_Raw records_.
---*---
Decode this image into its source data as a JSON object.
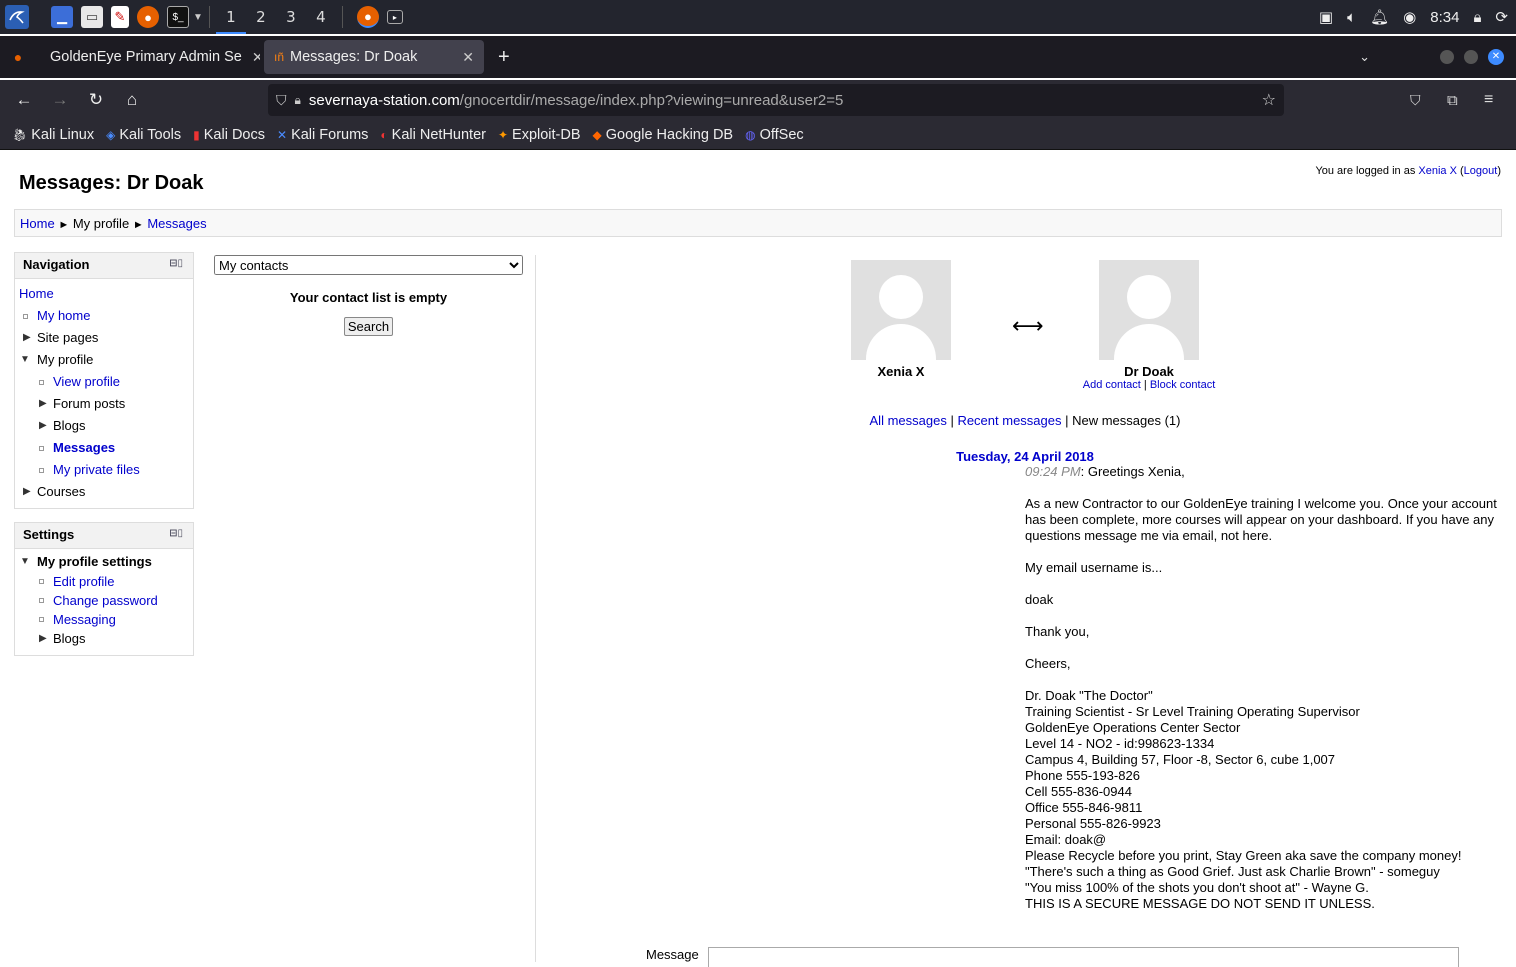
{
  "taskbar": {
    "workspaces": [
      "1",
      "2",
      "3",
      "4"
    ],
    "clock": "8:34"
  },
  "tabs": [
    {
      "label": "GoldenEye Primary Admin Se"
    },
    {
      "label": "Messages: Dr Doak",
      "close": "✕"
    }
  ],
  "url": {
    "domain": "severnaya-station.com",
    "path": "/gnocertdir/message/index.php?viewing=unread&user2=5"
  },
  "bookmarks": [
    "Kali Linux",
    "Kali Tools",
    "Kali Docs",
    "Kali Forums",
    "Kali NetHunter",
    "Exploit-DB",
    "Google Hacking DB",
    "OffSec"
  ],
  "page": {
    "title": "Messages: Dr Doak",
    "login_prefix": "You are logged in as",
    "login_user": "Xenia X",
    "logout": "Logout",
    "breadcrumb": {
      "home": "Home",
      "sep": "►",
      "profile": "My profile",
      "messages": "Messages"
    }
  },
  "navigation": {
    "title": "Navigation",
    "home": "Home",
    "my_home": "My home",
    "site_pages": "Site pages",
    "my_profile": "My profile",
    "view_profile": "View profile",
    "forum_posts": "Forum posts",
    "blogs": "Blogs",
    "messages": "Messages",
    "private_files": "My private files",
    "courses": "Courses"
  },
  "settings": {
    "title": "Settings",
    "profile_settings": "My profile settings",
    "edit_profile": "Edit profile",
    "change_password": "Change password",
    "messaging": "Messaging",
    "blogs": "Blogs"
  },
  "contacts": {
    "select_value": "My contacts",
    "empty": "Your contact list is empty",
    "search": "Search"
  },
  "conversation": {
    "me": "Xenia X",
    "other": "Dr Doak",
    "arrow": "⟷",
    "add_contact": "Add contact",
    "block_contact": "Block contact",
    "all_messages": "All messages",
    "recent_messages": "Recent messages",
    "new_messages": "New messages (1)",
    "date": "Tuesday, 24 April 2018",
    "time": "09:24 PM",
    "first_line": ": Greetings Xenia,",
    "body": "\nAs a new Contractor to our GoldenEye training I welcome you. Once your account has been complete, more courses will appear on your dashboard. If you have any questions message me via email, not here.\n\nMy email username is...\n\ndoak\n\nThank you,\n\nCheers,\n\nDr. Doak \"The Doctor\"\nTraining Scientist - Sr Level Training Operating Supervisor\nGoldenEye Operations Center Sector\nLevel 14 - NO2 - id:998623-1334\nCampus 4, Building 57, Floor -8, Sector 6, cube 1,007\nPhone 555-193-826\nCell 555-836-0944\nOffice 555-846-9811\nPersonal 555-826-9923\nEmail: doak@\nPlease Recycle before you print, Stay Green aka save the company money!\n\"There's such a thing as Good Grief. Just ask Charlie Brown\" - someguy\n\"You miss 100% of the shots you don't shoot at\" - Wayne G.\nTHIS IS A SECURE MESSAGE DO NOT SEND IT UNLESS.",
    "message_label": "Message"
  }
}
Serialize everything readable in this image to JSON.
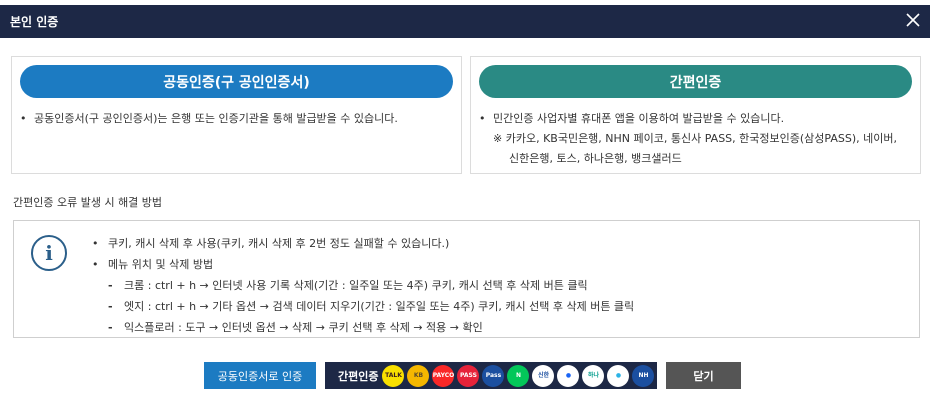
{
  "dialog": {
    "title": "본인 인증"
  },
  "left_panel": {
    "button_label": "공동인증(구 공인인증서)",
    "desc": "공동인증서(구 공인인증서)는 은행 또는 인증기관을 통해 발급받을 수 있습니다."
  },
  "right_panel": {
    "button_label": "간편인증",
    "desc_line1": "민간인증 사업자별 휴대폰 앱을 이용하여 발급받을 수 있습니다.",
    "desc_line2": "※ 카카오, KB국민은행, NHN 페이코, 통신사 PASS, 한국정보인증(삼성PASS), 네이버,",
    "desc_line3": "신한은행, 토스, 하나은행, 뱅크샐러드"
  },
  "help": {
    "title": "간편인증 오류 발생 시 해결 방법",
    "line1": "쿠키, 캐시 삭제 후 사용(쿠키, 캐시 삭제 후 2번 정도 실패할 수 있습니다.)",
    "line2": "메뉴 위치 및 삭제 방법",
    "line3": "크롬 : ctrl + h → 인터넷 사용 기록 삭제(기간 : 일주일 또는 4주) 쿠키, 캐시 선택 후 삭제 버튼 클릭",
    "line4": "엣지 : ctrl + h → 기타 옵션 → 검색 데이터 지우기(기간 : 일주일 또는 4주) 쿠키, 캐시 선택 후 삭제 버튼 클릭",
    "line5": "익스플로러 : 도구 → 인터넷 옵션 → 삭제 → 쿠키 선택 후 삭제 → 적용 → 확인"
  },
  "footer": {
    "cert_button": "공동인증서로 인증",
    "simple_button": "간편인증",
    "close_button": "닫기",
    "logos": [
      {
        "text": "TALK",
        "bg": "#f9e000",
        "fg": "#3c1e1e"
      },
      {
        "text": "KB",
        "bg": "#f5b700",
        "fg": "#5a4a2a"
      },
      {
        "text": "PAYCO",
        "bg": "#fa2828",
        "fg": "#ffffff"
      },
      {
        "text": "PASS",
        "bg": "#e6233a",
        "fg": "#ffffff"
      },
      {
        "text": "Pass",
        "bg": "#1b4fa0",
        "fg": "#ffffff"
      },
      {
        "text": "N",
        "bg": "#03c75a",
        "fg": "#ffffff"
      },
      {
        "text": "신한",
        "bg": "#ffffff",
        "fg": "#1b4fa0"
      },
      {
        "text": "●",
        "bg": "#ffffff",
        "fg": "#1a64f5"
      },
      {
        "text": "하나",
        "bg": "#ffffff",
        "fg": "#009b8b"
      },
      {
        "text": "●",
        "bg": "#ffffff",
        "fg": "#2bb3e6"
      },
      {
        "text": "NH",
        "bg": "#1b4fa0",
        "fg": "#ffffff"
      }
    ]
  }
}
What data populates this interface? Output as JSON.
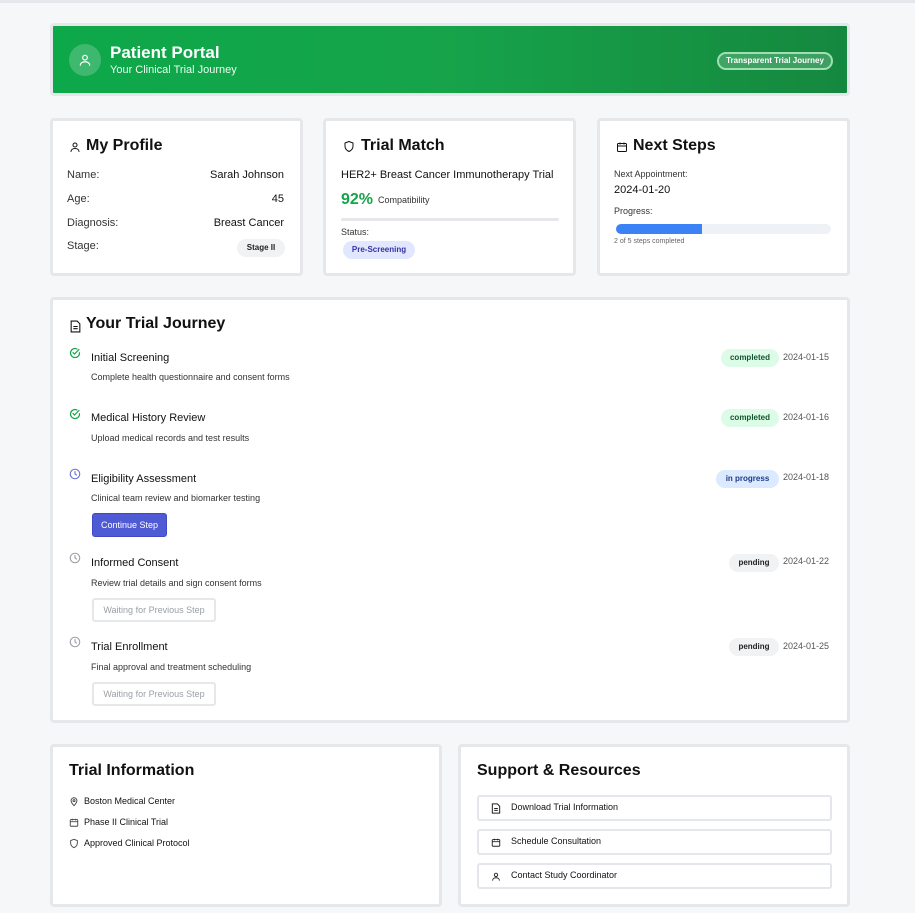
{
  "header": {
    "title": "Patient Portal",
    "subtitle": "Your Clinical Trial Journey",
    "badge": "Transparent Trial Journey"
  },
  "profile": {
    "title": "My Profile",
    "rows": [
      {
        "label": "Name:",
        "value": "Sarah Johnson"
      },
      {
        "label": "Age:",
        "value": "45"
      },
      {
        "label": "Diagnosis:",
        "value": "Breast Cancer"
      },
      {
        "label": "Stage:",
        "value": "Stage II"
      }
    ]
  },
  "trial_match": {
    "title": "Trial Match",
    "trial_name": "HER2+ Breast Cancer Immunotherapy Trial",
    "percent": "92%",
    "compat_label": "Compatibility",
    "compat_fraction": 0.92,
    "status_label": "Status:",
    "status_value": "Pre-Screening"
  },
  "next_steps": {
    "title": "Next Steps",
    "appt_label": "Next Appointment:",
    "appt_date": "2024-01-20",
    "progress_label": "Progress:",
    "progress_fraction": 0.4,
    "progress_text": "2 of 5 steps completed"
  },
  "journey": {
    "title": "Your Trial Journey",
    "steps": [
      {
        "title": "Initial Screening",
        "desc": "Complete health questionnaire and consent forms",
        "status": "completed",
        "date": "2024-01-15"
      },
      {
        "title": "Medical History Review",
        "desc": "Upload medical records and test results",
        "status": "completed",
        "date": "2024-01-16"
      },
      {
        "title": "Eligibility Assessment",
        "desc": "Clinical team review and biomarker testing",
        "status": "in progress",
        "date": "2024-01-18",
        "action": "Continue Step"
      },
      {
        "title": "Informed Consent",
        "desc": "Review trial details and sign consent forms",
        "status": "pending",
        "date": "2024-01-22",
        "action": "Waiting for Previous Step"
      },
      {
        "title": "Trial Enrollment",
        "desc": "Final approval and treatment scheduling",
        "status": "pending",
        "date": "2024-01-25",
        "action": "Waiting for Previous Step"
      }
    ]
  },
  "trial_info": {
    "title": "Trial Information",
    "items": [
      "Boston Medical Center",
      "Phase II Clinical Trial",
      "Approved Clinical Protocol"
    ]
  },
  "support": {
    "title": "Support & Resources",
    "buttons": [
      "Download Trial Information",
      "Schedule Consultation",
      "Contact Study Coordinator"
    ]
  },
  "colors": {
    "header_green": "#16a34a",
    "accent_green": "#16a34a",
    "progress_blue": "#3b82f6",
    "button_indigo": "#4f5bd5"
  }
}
---*---
_Problem to solve_. Report how many lines in this data include the string "image", and nothing else.

_Answer in full_. 2